Excerpt from a dataset
————

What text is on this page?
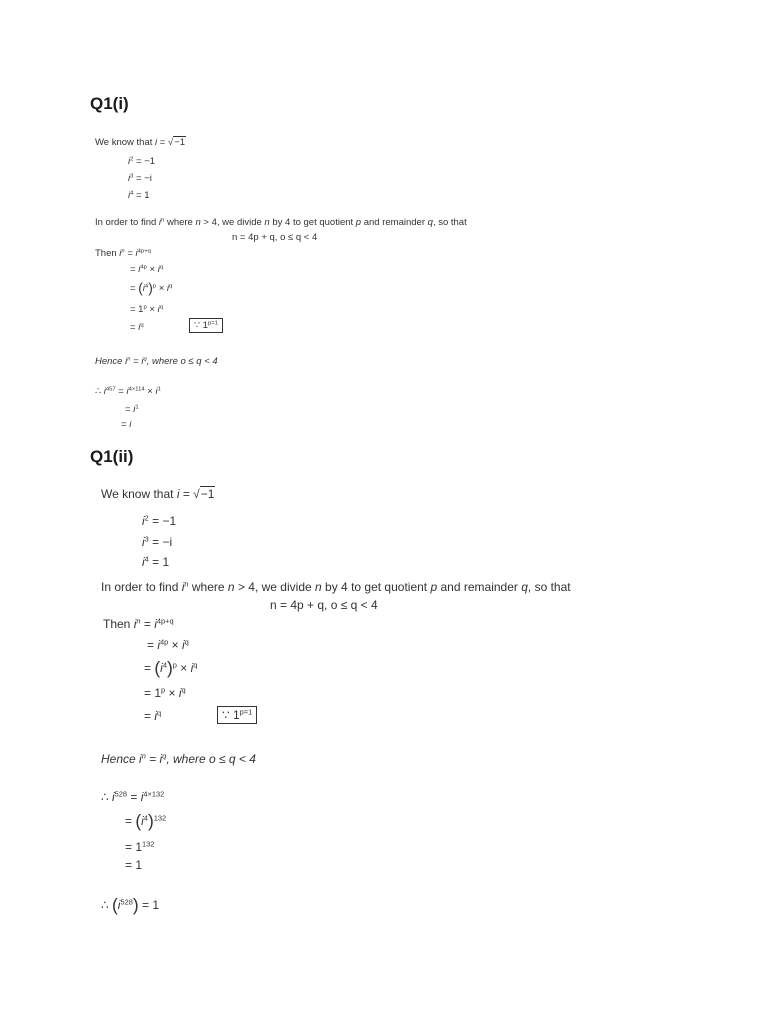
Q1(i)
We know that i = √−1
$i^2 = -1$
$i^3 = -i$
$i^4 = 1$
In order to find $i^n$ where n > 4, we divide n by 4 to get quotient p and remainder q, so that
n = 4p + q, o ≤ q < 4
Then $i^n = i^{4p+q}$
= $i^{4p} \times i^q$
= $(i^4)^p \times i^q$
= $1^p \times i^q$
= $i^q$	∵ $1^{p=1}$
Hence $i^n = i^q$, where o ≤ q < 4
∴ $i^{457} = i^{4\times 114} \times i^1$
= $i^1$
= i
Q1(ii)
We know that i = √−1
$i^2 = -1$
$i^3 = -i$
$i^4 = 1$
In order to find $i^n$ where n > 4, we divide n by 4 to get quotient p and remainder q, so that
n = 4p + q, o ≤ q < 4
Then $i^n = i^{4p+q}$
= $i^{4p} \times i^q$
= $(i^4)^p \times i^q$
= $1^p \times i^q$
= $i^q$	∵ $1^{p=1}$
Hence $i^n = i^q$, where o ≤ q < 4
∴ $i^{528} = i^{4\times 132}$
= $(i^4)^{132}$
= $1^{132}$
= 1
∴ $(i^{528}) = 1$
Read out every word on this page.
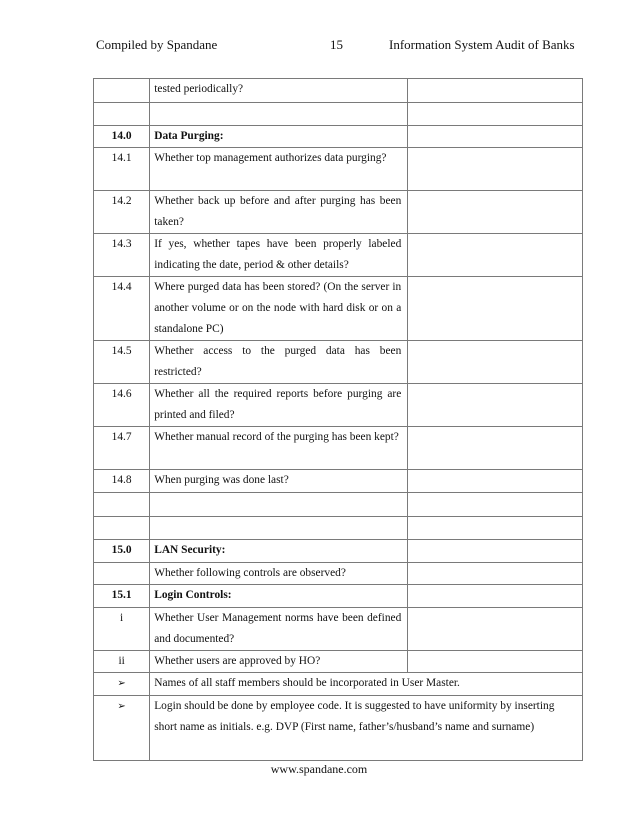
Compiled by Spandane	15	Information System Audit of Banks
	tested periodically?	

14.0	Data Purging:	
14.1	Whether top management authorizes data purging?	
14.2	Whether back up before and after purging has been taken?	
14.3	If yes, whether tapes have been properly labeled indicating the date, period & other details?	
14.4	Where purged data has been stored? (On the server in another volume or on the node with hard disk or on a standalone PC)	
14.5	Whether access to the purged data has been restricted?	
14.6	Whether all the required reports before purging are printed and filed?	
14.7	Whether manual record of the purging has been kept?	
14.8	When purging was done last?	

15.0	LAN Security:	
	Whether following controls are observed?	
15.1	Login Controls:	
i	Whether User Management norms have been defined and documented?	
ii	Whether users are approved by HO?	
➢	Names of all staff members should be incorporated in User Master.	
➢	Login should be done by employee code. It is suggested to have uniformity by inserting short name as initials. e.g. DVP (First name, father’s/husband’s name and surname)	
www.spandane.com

————

WRITTEN EXERCISE >> Report the number of lines in the entries above that include the string "this". Give nothing but the number.

WRITTEN REPLY >> 2